# EXTRACTED ENTRIES:
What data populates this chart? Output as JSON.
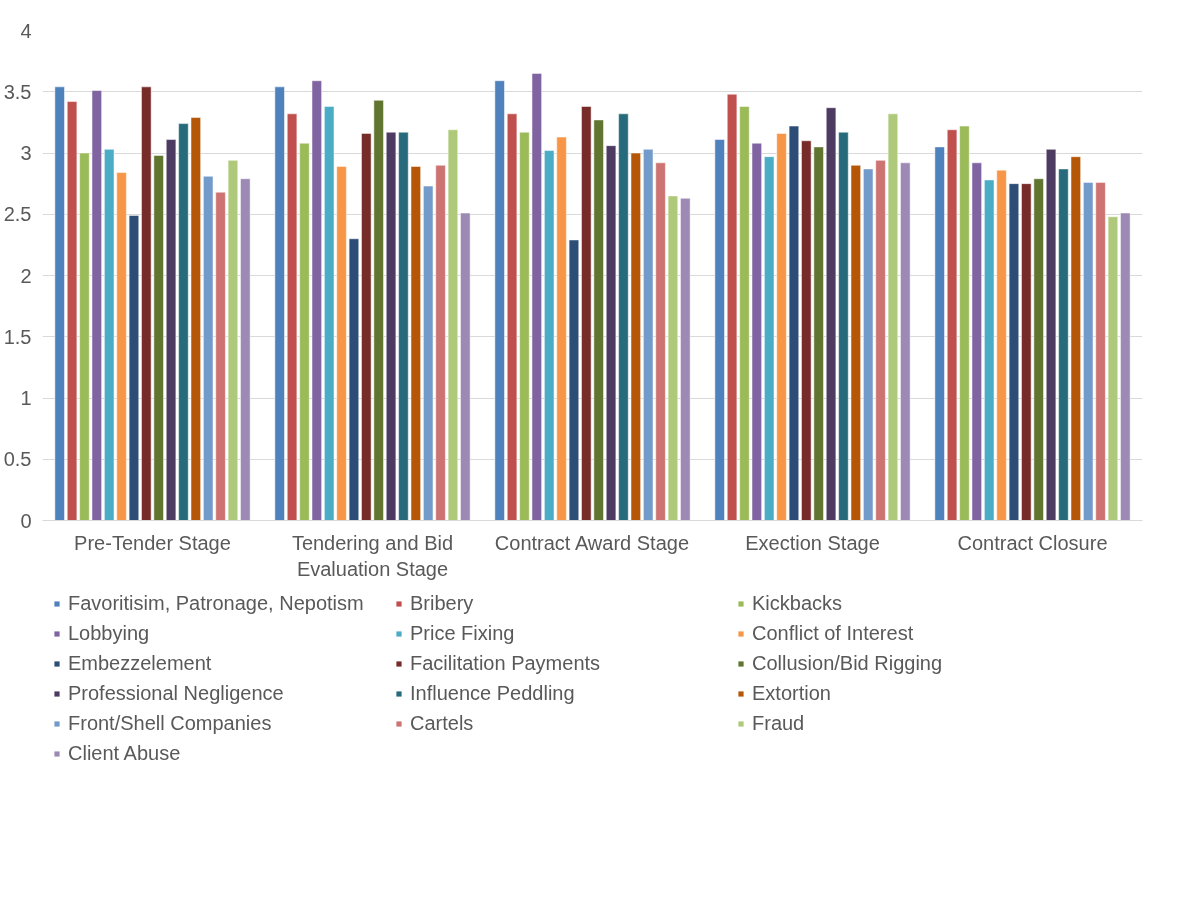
{
  "chart_data": {
    "type": "bar",
    "categories": [
      "Pre-Tender Stage",
      "Tendering and Bid Evaluation Stage",
      "Contract Award Stage",
      "Exection Stage",
      "Contract Closure"
    ],
    "ylim": [
      0,
      4
    ],
    "yticks": [
      0,
      0.5,
      1,
      1.5,
      2,
      2.5,
      3,
      3.5,
      4
    ],
    "grid": "y",
    "legend": "bottom",
    "series": [
      {
        "name": "Favoritisim, Patronage, Nepotism",
        "color": "#4f81bd",
        "values": [
          3.54,
          3.54,
          3.59,
          3.11,
          3.05
        ]
      },
      {
        "name": "Bribery",
        "color": "#c0504d",
        "values": [
          3.42,
          3.32,
          3.32,
          3.48,
          3.19
        ]
      },
      {
        "name": "Kickbacks",
        "color": "#9bbb59",
        "values": [
          3.0,
          3.08,
          3.17,
          3.38,
          3.22
        ]
      },
      {
        "name": "Lobbying",
        "color": "#8064a2",
        "values": [
          3.51,
          3.59,
          3.65,
          3.08,
          2.92
        ]
      },
      {
        "name": "Price Fixing",
        "color": "#4bacc6",
        "values": [
          3.03,
          3.38,
          3.02,
          2.97,
          2.78
        ]
      },
      {
        "name": "Conflict of Interest",
        "color": "#f79646",
        "values": [
          2.84,
          2.89,
          3.13,
          3.16,
          2.86
        ]
      },
      {
        "name": "Embezzelement",
        "color": "#2c4d75",
        "values": [
          2.49,
          2.3,
          2.29,
          3.22,
          2.75
        ]
      },
      {
        "name": "Facilitation Payments",
        "color": "#772c2a",
        "values": [
          3.54,
          3.16,
          3.38,
          3.1,
          2.75
        ]
      },
      {
        "name": "Collusion/Bid Rigging",
        "color": "#5f7530",
        "values": [
          2.98,
          3.43,
          3.27,
          3.05,
          2.79
        ]
      },
      {
        "name": "Professional Negligence",
        "color": "#4d3b62",
        "values": [
          3.11,
          3.17,
          3.06,
          3.37,
          3.03
        ]
      },
      {
        "name": "Influence Peddling",
        "color": "#276a7c",
        "values": [
          3.24,
          3.17,
          3.32,
          3.17,
          2.87
        ]
      },
      {
        "name": "Extortion",
        "color": "#b65708",
        "values": [
          3.29,
          2.89,
          3.0,
          2.9,
          2.97
        ]
      },
      {
        "name": "Front/Shell Companies",
        "color": "#729aca",
        "values": [
          2.81,
          2.73,
          3.03,
          2.87,
          2.76
        ]
      },
      {
        "name": "Cartels",
        "color": "#cd7371",
        "values": [
          2.68,
          2.9,
          2.92,
          2.94,
          2.76
        ]
      },
      {
        "name": "Fraud",
        "color": "#afc97a",
        "values": [
          2.94,
          3.19,
          2.65,
          3.32,
          2.48
        ]
      },
      {
        "name": "Client Abuse",
        "color": "#9c8ab4",
        "values": [
          2.79,
          2.51,
          2.63,
          2.92,
          2.51
        ]
      }
    ]
  }
}
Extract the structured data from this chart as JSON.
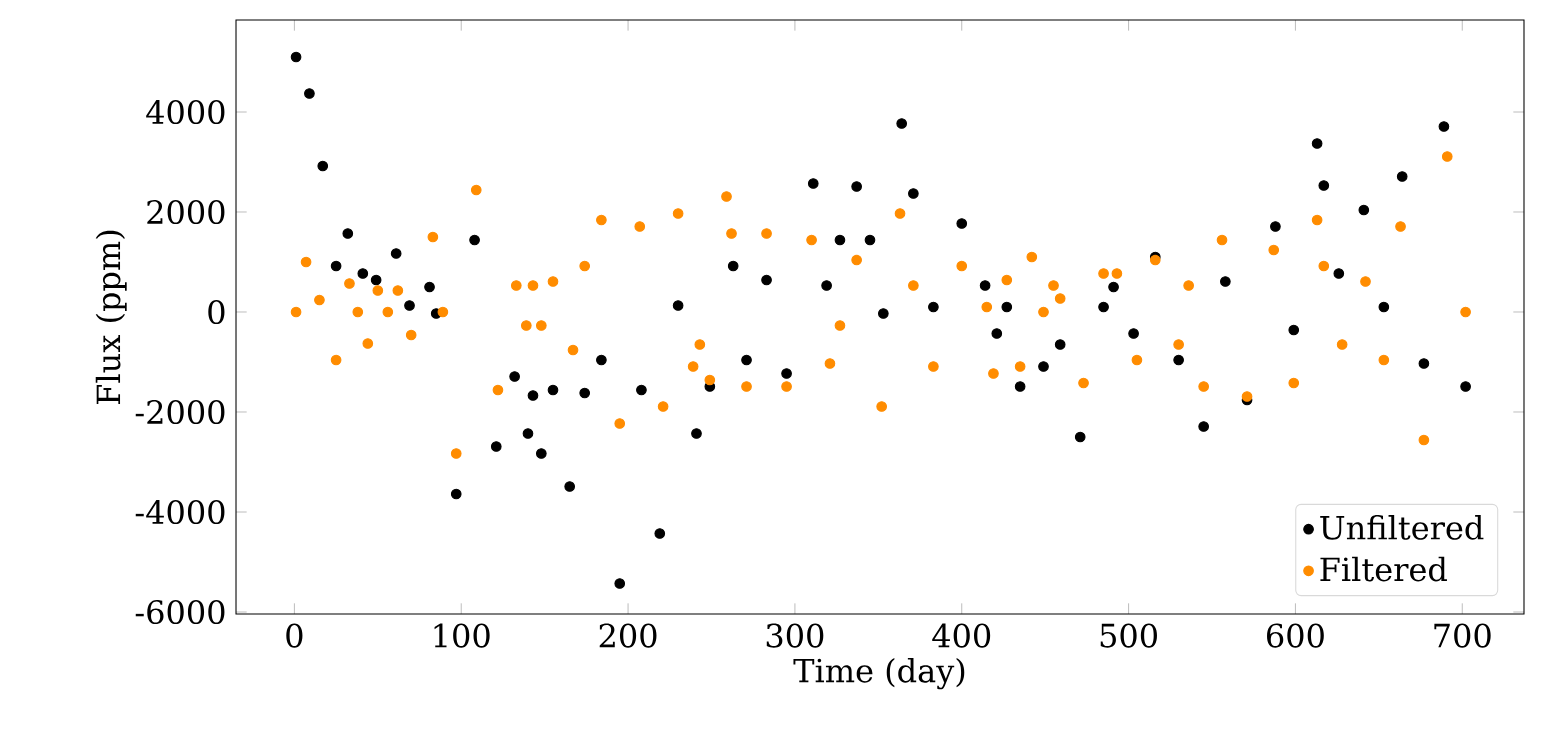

# TASK PROMPT:
Each line above that includes "JSON" should be shown.

# OUTPUT BELOW:
What data populates this chart? Output as JSON.
Extract the structured data from this chart as JSON.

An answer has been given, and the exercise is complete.